Examine the entries and show every line in which the word "image" is found.

───── THE DATA

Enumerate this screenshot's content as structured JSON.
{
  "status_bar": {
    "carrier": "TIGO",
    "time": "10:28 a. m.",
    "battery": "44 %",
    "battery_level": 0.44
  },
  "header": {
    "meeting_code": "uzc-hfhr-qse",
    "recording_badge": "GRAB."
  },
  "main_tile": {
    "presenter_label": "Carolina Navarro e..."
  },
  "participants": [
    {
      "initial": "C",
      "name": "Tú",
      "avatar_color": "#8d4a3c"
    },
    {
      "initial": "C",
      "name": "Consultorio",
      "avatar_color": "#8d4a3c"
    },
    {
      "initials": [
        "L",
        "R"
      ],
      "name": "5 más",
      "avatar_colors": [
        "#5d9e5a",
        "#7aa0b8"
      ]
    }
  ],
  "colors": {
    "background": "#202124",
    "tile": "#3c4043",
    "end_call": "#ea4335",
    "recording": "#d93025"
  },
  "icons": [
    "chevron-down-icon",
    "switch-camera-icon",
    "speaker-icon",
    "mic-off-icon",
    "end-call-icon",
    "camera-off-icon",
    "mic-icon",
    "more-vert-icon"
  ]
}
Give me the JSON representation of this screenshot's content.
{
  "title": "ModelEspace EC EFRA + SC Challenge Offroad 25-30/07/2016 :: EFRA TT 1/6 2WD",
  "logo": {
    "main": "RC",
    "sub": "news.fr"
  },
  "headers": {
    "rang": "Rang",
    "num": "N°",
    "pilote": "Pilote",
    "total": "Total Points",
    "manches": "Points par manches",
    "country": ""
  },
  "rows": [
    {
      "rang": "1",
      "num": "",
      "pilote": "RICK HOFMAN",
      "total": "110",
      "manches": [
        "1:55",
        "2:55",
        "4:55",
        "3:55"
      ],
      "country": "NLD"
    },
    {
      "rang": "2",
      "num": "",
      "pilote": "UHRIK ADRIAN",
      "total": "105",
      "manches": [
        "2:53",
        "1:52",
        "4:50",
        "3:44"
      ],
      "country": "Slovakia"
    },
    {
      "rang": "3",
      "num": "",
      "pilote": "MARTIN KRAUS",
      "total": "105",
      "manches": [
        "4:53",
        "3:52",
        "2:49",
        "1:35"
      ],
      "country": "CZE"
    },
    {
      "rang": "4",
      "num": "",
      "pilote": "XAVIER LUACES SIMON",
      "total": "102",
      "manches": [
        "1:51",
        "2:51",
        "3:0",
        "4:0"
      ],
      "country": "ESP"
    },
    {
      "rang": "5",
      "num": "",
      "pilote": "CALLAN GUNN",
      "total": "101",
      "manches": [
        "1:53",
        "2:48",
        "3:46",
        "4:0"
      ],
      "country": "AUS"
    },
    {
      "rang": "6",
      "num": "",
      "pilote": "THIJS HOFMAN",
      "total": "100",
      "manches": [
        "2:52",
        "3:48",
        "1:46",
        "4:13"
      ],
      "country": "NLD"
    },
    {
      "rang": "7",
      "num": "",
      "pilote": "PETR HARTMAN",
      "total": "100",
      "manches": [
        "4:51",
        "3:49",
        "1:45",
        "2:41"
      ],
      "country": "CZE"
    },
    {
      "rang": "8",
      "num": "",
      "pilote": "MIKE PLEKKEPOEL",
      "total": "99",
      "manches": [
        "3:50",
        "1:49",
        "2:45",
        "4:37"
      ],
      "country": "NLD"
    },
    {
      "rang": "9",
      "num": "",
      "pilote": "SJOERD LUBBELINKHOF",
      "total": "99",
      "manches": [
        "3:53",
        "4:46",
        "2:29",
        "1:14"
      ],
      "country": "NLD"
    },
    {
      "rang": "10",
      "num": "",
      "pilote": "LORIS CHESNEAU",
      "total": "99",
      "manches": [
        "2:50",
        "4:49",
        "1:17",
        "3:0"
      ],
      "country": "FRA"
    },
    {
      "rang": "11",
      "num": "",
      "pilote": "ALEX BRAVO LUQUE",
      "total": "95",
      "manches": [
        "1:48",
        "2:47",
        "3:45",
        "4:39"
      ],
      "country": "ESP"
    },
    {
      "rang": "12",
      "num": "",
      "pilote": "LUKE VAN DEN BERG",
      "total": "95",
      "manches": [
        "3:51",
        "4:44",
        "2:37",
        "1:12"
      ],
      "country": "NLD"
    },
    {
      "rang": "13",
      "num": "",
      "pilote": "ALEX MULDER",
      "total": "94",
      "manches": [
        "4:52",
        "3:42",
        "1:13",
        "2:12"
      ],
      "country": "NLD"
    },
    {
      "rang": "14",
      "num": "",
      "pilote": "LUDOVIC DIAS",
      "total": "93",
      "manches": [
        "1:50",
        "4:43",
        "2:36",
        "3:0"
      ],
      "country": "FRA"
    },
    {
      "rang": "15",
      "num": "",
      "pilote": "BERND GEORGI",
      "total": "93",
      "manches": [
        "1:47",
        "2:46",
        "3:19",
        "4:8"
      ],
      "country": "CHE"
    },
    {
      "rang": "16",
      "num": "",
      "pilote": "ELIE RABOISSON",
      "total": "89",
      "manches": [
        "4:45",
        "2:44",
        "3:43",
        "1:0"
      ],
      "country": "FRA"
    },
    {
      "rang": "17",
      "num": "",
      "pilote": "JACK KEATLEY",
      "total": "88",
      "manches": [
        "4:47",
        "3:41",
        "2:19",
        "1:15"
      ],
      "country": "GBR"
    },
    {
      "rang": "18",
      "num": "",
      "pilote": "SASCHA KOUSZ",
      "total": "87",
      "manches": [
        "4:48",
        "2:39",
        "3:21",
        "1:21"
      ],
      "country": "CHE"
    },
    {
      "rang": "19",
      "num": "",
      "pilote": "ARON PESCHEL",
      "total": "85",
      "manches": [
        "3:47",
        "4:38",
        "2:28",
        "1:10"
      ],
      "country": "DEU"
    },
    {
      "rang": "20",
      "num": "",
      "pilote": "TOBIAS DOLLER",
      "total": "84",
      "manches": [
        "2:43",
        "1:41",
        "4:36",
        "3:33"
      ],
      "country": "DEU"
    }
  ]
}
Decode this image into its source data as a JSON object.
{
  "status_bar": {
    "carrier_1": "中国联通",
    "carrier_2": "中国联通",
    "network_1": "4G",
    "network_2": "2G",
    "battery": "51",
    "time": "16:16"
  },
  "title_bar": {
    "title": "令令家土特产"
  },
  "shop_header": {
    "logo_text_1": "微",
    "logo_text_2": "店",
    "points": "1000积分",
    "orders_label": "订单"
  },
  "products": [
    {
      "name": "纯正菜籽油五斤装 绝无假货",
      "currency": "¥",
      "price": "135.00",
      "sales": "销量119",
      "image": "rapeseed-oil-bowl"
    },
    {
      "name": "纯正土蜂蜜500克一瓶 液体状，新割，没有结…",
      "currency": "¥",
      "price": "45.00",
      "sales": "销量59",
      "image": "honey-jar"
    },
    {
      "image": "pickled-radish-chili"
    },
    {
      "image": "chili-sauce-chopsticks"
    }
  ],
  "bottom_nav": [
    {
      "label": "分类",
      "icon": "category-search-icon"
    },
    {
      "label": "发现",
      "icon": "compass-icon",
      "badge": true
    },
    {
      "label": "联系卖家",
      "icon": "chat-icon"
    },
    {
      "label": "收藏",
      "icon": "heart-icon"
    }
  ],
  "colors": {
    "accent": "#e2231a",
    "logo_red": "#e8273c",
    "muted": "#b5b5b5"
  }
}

──────────

> [SOLUTION TO THIS EXERCISE]:
Decode this image into its source data as a JSON object.
      "image": "rapeseed-oil-bowl"
      "image": "honey-jar"
      "image": "pickled-radish-chili"
      "image": "chili-sauce-chopsticks"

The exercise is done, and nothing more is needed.